(Records from a data collection)

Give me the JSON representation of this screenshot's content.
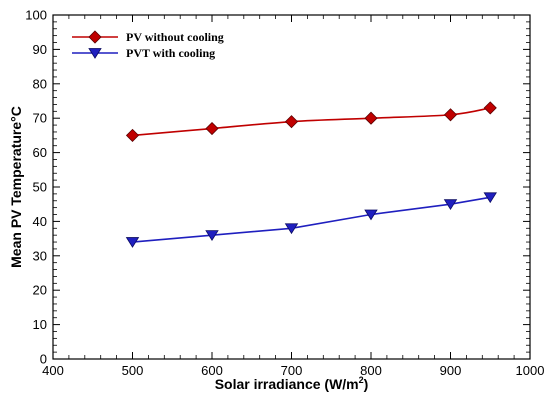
{
  "chart_data": {
    "type": "line",
    "x": [
      500,
      600,
      700,
      800,
      900,
      950
    ],
    "series": [
      {
        "name": "PV without cooling",
        "values": [
          65,
          67,
          69,
          70,
          71,
          73
        ],
        "color": "#c00000",
        "marker": "diamond"
      },
      {
        "name": "PVT with cooling",
        "values": [
          34,
          36,
          38,
          42,
          45,
          47
        ],
        "color": "#1f1fbf",
        "marker": "triangle-down"
      }
    ],
    "xlabel": {
      "text": "Solar irradiance (W/m",
      "superscript": "2",
      "suffix": ")"
    },
    "ylabel": "Mean PV Temperature°C",
    "xlim": [
      400,
      1000
    ],
    "ylim": [
      0,
      100
    ],
    "xticks": [
      "400",
      "500",
      "600",
      "700",
      "800",
      "900",
      "1000"
    ],
    "yticks": [
      "0",
      "10",
      "20",
      "30",
      "40",
      "50",
      "60",
      "70",
      "80",
      "90",
      "100"
    ],
    "grid": false,
    "legend_position": "top-left"
  }
}
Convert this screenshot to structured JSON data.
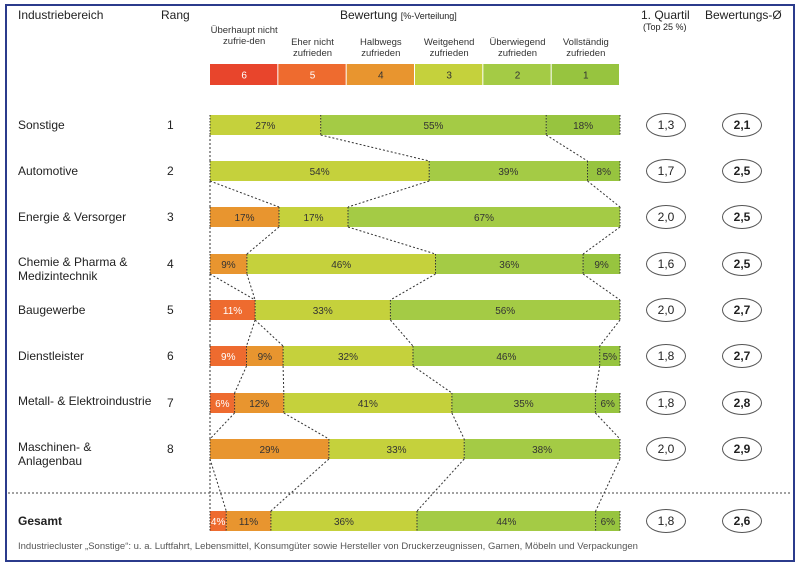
{
  "headers": {
    "industry": "Industriebereich",
    "rank": "Rang",
    "rating": "Bewertung",
    "rating_sub": "[%-Verteilung]",
    "quartile": "1. Quartil",
    "quartile_sub": "(Top 25 %)",
    "average": "Bewertungs-Ø"
  },
  "chart_data": {
    "type": "bar",
    "stacked": true,
    "orientation": "horizontal",
    "legend": [
      {
        "grade": "6",
        "label": "Überhaupt nicht zufrie-den",
        "color": "#e8452c"
      },
      {
        "grade": "5",
        "label": "Eher nicht zufrieden",
        "color": "#ee6b2f"
      },
      {
        "grade": "4",
        "label": "Halbwegs zufrieden",
        "color": "#e8952f"
      },
      {
        "grade": "3",
        "label": "Weitgehend zufrieden",
        "color": "#c5d13c"
      },
      {
        "grade": "2",
        "label": "Überwiegend zufrieden",
        "color": "#a4cb45"
      },
      {
        "grade": "1",
        "label": "Vollständig zufrieden",
        "color": "#97c43f"
      }
    ],
    "rows": [
      {
        "name": "Sonstige",
        "rank": "1",
        "values": [
          0,
          0,
          0,
          27,
          55,
          18
        ],
        "quartile": "1,3",
        "average": "2,1"
      },
      {
        "name": "Automotive",
        "rank": "2",
        "values": [
          0,
          0,
          0,
          54,
          39,
          8
        ],
        "quartile": "1,7",
        "average": "2,5"
      },
      {
        "name": "Energie & Versorger",
        "rank": "3",
        "values": [
          0,
          0,
          17,
          17,
          67,
          0
        ],
        "quartile": "2,0",
        "average": "2,5"
      },
      {
        "name": "Chemie & Pharma & Medizintechnik",
        "rank": "4",
        "values": [
          0,
          0,
          9,
          46,
          36,
          9
        ],
        "quartile": "1,6",
        "average": "2,5"
      },
      {
        "name": "Baugewerbe",
        "rank": "5",
        "values": [
          0,
          11,
          0,
          33,
          56,
          0
        ],
        "quartile": "2,0",
        "average": "2,7"
      },
      {
        "name": "Dienstleister",
        "rank": "6",
        "values": [
          0,
          9,
          9,
          32,
          46,
          5
        ],
        "quartile": "1,8",
        "average": "2,7"
      },
      {
        "name": "Metall- & Elektroindustrie",
        "rank": "7",
        "values": [
          0,
          6,
          12,
          41,
          35,
          6
        ],
        "quartile": "1,8",
        "average": "2,8"
      },
      {
        "name": "Maschinen- & Anlagenbau",
        "rank": "8",
        "values": [
          0,
          0,
          29,
          33,
          38,
          0
        ],
        "quartile": "2,0",
        "average": "2,9"
      },
      {
        "name": "Gesamt",
        "rank": "",
        "values": [
          0,
          4,
          11,
          36,
          44,
          6
        ],
        "quartile": "1,8",
        "average": "2,6",
        "total": true
      }
    ]
  },
  "footnote": "Industriecluster „Sonstige“: u. a. Luftfahrt, Lebensmittel, Konsumgüter sowie Hersteller von Druckerzeugnissen, Garnen, Möbeln und Verpackungen"
}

TASK GOAL: An exact transcription of all the entries is required, without the pictures.

TASK ANSWER:
Give me the JSON representation of this screenshot's content.
{
  "chart_data": {
    "type": "line",
    "x": [
      500,
      600,
      700,
      800,
      900,
      950
    ],
    "series": [
      {
        "name": "PV without cooling",
        "values": [
          65,
          67,
          69,
          70,
          71,
          73
        ],
        "color": "#c00000",
        "marker": "diamond"
      },
      {
        "name": "PVT with cooling",
        "values": [
          34,
          36,
          38,
          42,
          45,
          47
        ],
        "color": "#1f1fbf",
        "marker": "triangle-down"
      }
    ],
    "xlabel": {
      "text": "Solar irradiance (W/m",
      "superscript": "2",
      "suffix": ")"
    },
    "ylabel": "Mean PV Temperature°C",
    "xlim": [
      400,
      1000
    ],
    "ylim": [
      0,
      100
    ],
    "xticks": [
      "400",
      "500",
      "600",
      "700",
      "800",
      "900",
      "1000"
    ],
    "yticks": [
      "0",
      "10",
      "20",
      "30",
      "40",
      "50",
      "60",
      "70",
      "80",
      "90",
      "100"
    ],
    "grid": false,
    "legend_position": "top-left"
  }
}
Convert this screenshot to structured JSON data.
{
  "headers": {
    "industry": "Industriebereich",
    "rank": "Rang",
    "rating": "Bewertung",
    "rating_sub": "[%-Verteilung]",
    "quartile": "1. Quartil",
    "quartile_sub": "(Top 25 %)",
    "average": "Bewertungs-Ø"
  },
  "chart_data": {
    "type": "bar",
    "stacked": true,
    "orientation": "horizontal",
    "legend": [
      {
        "grade": "6",
        "label": "Überhaupt nicht zufrie-den",
        "color": "#e8452c"
      },
      {
        "grade": "5",
        "label": "Eher nicht zufrieden",
        "color": "#ee6b2f"
      },
      {
        "grade": "4",
        "label": "Halbwegs zufrieden",
        "color": "#e8952f"
      },
      {
        "grade": "3",
        "label": "Weitgehend zufrieden",
        "color": "#c5d13c"
      },
      {
        "grade": "2",
        "label": "Überwiegend zufrieden",
        "color": "#a4cb45"
      },
      {
        "grade": "1",
        "label": "Vollständig zufrieden",
        "color": "#97c43f"
      }
    ],
    "rows": [
      {
        "name": "Sonstige",
        "rank": "1",
        "values": [
          0,
          0,
          0,
          27,
          55,
          18
        ],
        "quartile": "1,3",
        "average": "2,1"
      },
      {
        "name": "Automotive",
        "rank": "2",
        "values": [
          0,
          0,
          0,
          54,
          39,
          8
        ],
        "quartile": "1,7",
        "average": "2,5"
      },
      {
        "name": "Energie & Versorger",
        "rank": "3",
        "values": [
          0,
          0,
          17,
          17,
          67,
          0
        ],
        "quartile": "2,0",
        "average": "2,5"
      },
      {
        "name": "Chemie & Pharma & Medizintechnik",
        "rank": "4",
        "values": [
          0,
          0,
          9,
          46,
          36,
          9
        ],
        "quartile": "1,6",
        "average": "2,5"
      },
      {
        "name": "Baugewerbe",
        "rank": "5",
        "values": [
          0,
          11,
          0,
          33,
          56,
          0
        ],
        "quartile": "2,0",
        "average": "2,7"
      },
      {
        "name": "Dienstleister",
        "rank": "6",
        "values": [
          0,
          9,
          9,
          32,
          46,
          5
        ],
        "quartile": "1,8",
        "average": "2,7"
      },
      {
        "name": "Metall- & Elektroindustrie",
        "rank": "7",
        "values": [
          0,
          6,
          12,
          41,
          35,
          6
        ],
        "quartile": "1,8",
        "average": "2,8"
      },
      {
        "name": "Maschinen- & Anlagenbau",
        "rank": "8",
        "values": [
          0,
          0,
          29,
          33,
          38,
          0
        ],
        "quartile": "2,0",
        "average": "2,9"
      },
      {
        "name": "Gesamt",
        "rank": "",
        "values": [
          0,
          4,
          11,
          36,
          44,
          6
        ],
        "quartile": "1,8",
        "average": "2,6",
        "total": true
      }
    ]
  },
  "footnote": "Industriecluster „Sonstige“: u. a. Luftfahrt, Lebensmittel, Konsumgüter sowie Hersteller von Druckerzeugnissen, Garnen, Möbeln und Verpackungen"
}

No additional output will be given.